_Exercise aim_
Copy out each line of the material below with no changes.

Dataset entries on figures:
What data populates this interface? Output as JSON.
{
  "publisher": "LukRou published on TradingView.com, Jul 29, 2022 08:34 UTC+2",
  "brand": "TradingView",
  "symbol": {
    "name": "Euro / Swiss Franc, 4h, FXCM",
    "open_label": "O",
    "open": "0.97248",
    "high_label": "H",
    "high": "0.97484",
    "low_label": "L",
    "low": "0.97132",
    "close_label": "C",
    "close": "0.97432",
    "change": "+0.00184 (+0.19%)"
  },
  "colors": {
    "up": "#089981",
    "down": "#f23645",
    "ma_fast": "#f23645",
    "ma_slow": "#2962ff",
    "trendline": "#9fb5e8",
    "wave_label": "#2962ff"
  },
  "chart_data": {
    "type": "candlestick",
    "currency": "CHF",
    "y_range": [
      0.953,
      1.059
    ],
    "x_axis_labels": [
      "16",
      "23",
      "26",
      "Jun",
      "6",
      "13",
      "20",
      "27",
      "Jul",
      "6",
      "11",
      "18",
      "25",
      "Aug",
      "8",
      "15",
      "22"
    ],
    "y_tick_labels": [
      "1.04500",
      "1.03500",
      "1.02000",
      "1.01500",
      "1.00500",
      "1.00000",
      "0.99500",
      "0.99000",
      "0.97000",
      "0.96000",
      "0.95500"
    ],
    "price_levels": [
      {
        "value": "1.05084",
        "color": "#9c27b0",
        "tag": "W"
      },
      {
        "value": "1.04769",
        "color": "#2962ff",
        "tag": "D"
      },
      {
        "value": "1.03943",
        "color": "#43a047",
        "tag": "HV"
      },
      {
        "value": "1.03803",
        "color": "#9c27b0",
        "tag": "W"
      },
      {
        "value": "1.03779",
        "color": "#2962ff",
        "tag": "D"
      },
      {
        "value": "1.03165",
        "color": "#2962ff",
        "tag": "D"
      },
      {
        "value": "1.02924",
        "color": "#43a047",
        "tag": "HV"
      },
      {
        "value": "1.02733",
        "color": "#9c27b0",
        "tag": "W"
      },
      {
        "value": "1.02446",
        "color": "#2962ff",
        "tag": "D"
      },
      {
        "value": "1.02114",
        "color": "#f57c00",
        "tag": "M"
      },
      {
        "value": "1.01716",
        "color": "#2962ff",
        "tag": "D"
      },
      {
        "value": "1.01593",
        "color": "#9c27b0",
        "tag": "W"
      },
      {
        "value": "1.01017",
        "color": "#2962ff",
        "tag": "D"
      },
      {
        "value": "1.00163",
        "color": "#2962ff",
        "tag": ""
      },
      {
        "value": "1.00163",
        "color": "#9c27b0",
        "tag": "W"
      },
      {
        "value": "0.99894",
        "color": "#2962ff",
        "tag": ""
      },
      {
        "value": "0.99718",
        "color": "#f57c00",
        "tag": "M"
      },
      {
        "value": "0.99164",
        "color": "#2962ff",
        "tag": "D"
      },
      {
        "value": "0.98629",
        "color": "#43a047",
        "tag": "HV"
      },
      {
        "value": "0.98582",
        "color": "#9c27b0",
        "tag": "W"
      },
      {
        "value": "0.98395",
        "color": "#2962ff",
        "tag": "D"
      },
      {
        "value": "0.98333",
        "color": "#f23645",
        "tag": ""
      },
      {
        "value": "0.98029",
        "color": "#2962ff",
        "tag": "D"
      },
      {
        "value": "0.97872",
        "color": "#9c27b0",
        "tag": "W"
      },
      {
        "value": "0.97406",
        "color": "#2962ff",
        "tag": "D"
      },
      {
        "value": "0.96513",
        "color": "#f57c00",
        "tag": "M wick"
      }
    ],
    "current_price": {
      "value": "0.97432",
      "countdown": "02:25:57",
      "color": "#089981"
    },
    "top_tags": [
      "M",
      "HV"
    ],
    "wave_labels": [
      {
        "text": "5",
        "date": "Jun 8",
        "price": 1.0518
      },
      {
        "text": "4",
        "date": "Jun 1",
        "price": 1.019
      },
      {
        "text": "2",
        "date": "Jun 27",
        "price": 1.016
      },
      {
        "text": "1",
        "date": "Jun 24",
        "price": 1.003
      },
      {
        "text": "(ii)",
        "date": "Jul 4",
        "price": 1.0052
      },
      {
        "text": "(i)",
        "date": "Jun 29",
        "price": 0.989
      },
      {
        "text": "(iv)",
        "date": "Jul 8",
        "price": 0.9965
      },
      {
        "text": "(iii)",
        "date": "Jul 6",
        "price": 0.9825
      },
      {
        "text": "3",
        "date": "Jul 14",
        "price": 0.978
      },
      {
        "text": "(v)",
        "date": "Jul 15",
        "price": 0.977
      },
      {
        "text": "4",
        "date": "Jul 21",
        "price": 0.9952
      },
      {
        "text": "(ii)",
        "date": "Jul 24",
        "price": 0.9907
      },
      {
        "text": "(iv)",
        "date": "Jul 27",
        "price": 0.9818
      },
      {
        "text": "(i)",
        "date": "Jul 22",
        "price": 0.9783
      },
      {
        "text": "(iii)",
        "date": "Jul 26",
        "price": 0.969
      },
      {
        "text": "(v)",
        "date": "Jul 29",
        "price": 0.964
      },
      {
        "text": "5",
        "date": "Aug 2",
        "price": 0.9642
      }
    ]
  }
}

_Result_
What data populates this interface? Output as JSON.
{
  "publisher": "LukRou published on TradingView.com, Jul 29, 2022 08:34 UTC+2",
  "brand": "TradingView",
  "symbol": {
    "name": "Euro / Swiss Franc, 4h, FXCM",
    "open_label": "O",
    "open": "0.97248",
    "high_label": "H",
    "high": "0.97484",
    "low_label": "L",
    "low": "0.97132",
    "close_label": "C",
    "close": "0.97432",
    "change": "+0.00184 (+0.19%)"
  },
  "colors": {
    "up": "#089981",
    "down": "#f23645",
    "ma_fast": "#f23645",
    "ma_slow": "#2962ff",
    "trendline": "#9fb5e8",
    "wave_label": "#2962ff"
  },
  "chart_data": {
    "type": "candlestick",
    "currency": "CHF",
    "y_range": [
      0.953,
      1.059
    ],
    "x_axis_labels": [
      "16",
      "23",
      "26",
      "Jun",
      "6",
      "13",
      "20",
      "27",
      "Jul",
      "6",
      "11",
      "18",
      "25",
      "Aug",
      "8",
      "15",
      "22"
    ],
    "y_tick_labels": [
      "1.04500",
      "1.03500",
      "1.02000",
      "1.01500",
      "1.00500",
      "1.00000",
      "0.99500",
      "0.99000",
      "0.97000",
      "0.96000",
      "0.95500"
    ],
    "price_levels": [
      {
        "value": "1.05084",
        "color": "#9c27b0",
        "tag": "W"
      },
      {
        "value": "1.04769",
        "color": "#2962ff",
        "tag": "D"
      },
      {
        "value": "1.03943",
        "color": "#43a047",
        "tag": "HV"
      },
      {
        "value": "1.03803",
        "color": "#9c27b0",
        "tag": "W"
      },
      {
        "value": "1.03779",
        "color": "#2962ff",
        "tag": "D"
      },
      {
        "value": "1.03165",
        "color": "#2962ff",
        "tag": "D"
      },
      {
        "value": "1.02924",
        "color": "#43a047",
        "tag": "HV"
      },
      {
        "value": "1.02733",
        "color": "#9c27b0",
        "tag": "W"
      },
      {
        "value": "1.02446",
        "color": "#2962ff",
        "tag": "D"
      },
      {
        "value": "1.02114",
        "color": "#f57c00",
        "tag": "M"
      },
      {
        "value": "1.01716",
        "color": "#2962ff",
        "tag": "D"
      },
      {
        "value": "1.01593",
        "color": "#9c27b0",
        "tag": "W"
      },
      {
        "value": "1.01017",
        "color": "#2962ff",
        "tag": "D"
      },
      {
        "value": "1.00163",
        "color": "#2962ff",
        "tag": ""
      },
      {
        "value": "1.00163",
        "color": "#9c27b0",
        "tag": "W"
      },
      {
        "value": "0.99894",
        "color": "#2962ff",
        "tag": ""
      },
      {
        "value": "0.99718",
        "color": "#f57c00",
        "tag": "M"
      },
      {
        "value": "0.99164",
        "color": "#2962ff",
        "tag": "D"
      },
      {
        "value": "0.98629",
        "color": "#43a047",
        "tag": "HV"
      },
      {
        "value": "0.98582",
        "color": "#9c27b0",
        "tag": "W"
      },
      {
        "value": "0.98395",
        "color": "#2962ff",
        "tag": "D"
      },
      {
        "value": "0.98333",
        "color": "#f23645",
        "tag": ""
      },
      {
        "value": "0.98029",
        "color": "#2962ff",
        "tag": "D"
      },
      {
        "value": "0.97872",
        "color": "#9c27b0",
        "tag": "W"
      },
      {
        "value": "0.97406",
        "color": "#2962ff",
        "tag": "D"
      },
      {
        "value": "0.96513",
        "color": "#f57c00",
        "tag": "M wick"
      }
    ],
    "current_price": {
      "value": "0.97432",
      "countdown": "02:25:57",
      "color": "#089981"
    },
    "top_tags": [
      "M",
      "HV"
    ],
    "wave_labels": [
      {
        "text": "5",
        "date": "Jun 8",
        "price": 1.0518
      },
      {
        "text": "4",
        "date": "Jun 1",
        "price": 1.019
      },
      {
        "text": "2",
        "date": "Jun 27",
        "price": 1.016
      },
      {
        "text": "1",
        "date": "Jun 24",
        "price": 1.003
      },
      {
        "text": "(ii)",
        "date": "Jul 4",
        "price": 1.0052
      },
      {
        "text": "(i)",
        "date": "Jun 29",
        "price": 0.989
      },
      {
        "text": "(iv)",
        "date": "Jul 8",
        "price": 0.9965
      },
      {
        "text": "(iii)",
        "date": "Jul 6",
        "price": 0.9825
      },
      {
        "text": "3",
        "date": "Jul 14",
        "price": 0.978
      },
      {
        "text": "(v)",
        "date": "Jul 15",
        "price": 0.977
      },
      {
        "text": "4",
        "date": "Jul 21",
        "price": 0.9952
      },
      {
        "text": "(ii)",
        "date": "Jul 24",
        "price": 0.9907
      },
      {
        "text": "(iv)",
        "date": "Jul 27",
        "price": 0.9818
      },
      {
        "text": "(i)",
        "date": "Jul 22",
        "price": 0.9783
      },
      {
        "text": "(iii)",
        "date": "Jul 26",
        "price": 0.969
      },
      {
        "text": "(v)",
        "date": "Jul 29",
        "price": 0.964
      },
      {
        "text": "5",
        "date": "Aug 2",
        "price": 0.9642
      }
    ]
  }
}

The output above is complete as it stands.